* **WORK INSTRUCTIONS**
Retype the data below exactly, starting at its first line and ending with the line that contains "tab-console[interactable]: CONSOLE [812, 82, 916, 134]", including both of those lines.

* **EXTRACTED DATA**
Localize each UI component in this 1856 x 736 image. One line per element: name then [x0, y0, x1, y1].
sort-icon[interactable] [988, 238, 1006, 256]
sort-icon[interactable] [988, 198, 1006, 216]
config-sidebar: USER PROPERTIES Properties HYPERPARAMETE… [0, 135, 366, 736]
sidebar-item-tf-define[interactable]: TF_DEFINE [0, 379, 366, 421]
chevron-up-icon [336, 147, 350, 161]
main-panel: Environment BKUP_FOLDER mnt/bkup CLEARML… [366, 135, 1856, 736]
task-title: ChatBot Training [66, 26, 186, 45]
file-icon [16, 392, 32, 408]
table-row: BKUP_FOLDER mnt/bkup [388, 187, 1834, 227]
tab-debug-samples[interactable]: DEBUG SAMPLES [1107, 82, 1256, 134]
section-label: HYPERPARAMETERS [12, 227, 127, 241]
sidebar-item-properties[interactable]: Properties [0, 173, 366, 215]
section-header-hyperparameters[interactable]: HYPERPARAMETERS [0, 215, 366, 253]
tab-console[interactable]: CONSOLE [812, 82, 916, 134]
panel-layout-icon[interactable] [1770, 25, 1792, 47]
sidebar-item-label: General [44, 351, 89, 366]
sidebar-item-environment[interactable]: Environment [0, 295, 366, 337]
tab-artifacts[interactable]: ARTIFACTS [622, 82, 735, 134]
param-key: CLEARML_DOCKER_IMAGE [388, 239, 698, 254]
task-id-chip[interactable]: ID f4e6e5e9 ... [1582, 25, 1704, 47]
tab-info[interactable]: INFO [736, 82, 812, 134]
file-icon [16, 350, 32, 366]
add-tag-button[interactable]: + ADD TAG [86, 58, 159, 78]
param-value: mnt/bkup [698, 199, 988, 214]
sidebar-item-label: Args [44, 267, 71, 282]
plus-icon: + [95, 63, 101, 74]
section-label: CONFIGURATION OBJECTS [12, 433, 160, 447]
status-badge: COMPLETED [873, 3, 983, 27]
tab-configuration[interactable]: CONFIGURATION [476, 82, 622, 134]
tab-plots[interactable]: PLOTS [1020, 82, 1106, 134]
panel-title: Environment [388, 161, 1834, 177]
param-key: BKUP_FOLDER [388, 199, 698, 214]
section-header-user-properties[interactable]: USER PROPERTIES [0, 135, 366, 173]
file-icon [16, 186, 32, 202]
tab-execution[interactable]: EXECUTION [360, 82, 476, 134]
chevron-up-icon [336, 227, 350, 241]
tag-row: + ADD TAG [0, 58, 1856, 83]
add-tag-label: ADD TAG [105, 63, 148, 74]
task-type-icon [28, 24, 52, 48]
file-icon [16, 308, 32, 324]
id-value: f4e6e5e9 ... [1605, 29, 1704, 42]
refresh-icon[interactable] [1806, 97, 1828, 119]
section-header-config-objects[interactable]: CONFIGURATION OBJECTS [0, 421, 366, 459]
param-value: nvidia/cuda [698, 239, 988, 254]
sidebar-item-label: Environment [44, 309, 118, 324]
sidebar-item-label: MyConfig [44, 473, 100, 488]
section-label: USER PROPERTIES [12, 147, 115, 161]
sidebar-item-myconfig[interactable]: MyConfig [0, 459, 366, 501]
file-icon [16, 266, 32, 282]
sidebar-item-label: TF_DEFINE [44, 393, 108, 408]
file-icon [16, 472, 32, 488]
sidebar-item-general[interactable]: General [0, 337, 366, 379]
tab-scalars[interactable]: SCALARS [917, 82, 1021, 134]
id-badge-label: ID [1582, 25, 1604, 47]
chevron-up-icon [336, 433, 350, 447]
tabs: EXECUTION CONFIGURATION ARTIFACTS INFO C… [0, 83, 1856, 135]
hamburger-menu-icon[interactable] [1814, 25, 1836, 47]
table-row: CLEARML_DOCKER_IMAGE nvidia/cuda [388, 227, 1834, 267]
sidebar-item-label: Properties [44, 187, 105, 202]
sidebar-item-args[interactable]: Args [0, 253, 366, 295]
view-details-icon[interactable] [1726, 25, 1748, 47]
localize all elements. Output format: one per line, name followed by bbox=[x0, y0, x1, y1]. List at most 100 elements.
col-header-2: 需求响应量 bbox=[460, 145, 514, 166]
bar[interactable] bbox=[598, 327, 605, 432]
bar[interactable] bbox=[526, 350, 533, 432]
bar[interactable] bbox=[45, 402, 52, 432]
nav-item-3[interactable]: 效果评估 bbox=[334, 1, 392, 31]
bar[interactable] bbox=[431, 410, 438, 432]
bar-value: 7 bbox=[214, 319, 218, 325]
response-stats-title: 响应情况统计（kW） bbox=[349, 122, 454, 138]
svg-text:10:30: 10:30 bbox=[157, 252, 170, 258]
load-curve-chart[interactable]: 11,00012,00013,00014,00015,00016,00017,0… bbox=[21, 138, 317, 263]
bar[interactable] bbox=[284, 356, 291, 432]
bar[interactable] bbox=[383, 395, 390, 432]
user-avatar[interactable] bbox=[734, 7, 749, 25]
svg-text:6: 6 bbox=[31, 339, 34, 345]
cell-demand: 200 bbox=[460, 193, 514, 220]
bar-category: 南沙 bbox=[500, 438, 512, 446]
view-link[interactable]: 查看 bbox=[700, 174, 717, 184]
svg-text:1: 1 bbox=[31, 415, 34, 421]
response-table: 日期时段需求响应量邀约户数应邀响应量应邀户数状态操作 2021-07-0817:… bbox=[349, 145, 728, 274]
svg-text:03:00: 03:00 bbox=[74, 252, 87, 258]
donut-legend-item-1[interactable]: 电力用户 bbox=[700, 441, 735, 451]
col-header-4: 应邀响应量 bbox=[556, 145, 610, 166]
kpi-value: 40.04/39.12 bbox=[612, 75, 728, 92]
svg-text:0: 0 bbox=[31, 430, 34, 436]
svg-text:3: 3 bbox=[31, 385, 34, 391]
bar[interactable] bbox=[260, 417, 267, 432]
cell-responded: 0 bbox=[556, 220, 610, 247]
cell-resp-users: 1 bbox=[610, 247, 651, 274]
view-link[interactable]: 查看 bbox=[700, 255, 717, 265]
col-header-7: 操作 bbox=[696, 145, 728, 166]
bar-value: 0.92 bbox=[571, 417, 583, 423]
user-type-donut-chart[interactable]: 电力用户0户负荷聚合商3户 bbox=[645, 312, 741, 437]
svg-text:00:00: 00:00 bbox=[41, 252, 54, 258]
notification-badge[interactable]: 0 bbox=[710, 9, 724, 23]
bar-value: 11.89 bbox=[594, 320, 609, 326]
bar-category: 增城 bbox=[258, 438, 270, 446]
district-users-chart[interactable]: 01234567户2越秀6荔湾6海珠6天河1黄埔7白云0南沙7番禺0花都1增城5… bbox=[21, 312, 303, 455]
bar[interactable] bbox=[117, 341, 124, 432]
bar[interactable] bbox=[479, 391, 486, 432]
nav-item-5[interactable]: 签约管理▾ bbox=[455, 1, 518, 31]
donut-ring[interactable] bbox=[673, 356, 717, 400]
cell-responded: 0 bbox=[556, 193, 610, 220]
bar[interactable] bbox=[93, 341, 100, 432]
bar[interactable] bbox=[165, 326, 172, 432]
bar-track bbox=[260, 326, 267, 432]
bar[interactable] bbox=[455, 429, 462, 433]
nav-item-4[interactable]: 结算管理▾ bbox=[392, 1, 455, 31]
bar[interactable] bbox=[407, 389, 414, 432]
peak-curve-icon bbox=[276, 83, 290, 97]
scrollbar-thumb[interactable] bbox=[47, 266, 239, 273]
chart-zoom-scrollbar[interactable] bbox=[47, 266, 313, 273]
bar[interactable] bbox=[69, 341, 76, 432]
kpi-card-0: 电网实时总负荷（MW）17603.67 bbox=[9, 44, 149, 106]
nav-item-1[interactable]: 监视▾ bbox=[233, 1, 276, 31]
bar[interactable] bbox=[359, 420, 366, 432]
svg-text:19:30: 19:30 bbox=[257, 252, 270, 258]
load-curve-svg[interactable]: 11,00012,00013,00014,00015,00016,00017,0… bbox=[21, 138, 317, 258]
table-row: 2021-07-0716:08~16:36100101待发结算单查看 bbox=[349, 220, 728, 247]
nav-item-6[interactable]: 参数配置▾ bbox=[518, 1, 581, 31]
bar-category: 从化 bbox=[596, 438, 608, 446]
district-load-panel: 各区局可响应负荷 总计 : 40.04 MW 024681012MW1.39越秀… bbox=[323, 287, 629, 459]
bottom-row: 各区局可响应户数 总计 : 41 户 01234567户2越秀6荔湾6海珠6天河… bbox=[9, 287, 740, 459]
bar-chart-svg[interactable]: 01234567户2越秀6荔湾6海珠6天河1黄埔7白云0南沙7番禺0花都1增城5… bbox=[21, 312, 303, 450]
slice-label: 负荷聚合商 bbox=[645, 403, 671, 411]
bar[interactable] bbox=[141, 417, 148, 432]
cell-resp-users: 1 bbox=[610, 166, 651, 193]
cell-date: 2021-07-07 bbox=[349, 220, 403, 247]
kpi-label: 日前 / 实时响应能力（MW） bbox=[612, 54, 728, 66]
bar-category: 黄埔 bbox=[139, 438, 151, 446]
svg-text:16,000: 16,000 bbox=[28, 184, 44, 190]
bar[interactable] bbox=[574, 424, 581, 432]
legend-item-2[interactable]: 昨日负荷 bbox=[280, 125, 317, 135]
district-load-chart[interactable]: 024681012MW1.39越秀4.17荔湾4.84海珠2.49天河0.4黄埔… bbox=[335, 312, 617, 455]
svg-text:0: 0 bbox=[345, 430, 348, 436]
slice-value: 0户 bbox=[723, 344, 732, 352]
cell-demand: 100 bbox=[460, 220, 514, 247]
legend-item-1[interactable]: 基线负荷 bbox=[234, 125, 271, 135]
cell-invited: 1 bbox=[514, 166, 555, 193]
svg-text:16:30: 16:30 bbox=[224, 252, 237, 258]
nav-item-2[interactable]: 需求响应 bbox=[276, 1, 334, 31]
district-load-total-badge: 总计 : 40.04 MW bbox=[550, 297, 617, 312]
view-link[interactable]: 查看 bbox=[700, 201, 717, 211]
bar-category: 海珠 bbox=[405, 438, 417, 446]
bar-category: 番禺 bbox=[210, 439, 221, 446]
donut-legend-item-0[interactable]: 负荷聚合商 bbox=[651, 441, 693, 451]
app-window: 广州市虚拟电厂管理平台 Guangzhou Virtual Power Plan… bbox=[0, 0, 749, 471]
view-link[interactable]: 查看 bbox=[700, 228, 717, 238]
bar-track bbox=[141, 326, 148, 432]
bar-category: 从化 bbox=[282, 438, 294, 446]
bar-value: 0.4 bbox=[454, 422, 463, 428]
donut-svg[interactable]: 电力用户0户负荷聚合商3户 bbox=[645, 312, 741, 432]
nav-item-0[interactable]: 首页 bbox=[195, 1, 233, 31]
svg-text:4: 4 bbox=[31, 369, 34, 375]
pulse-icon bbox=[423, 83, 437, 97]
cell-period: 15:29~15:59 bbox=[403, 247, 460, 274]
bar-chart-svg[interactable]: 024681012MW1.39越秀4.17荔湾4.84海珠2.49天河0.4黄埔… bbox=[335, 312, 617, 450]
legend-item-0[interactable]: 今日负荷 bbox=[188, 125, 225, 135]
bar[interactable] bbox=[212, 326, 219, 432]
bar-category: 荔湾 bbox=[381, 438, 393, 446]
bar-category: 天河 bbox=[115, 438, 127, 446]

* **RESULT BELOW**
Localize each UI component in this 1856 x 736 image. One line per element: name then [x0, y0, x1, y1].
sort-icon[interactable] [988, 238, 1006, 256]
sort-icon[interactable] [988, 198, 1006, 216]
config-sidebar: USER PROPERTIES Properties HYPERPARAMETE… [0, 135, 366, 736]
sidebar-item-tf-define[interactable]: TF_DEFINE [0, 379, 366, 421]
chevron-up-icon [336, 147, 350, 161]
main-panel: Environment BKUP_FOLDER mnt/bkup CLEARML… [366, 135, 1856, 736]
task-title: ChatBot Training [66, 26, 186, 45]
file-icon [16, 392, 32, 408]
table-row: BKUP_FOLDER mnt/bkup [388, 187, 1834, 227]
tab-debug-samples[interactable]: DEBUG SAMPLES [1107, 82, 1256, 134]
section-label: HYPERPARAMETERS [12, 227, 127, 241]
sidebar-item-properties[interactable]: Properties [0, 173, 366, 215]
section-header-hyperparameters[interactable]: HYPERPARAMETERS [0, 215, 366, 253]
tab-console[interactable]: CONSOLE [812, 82, 916, 134]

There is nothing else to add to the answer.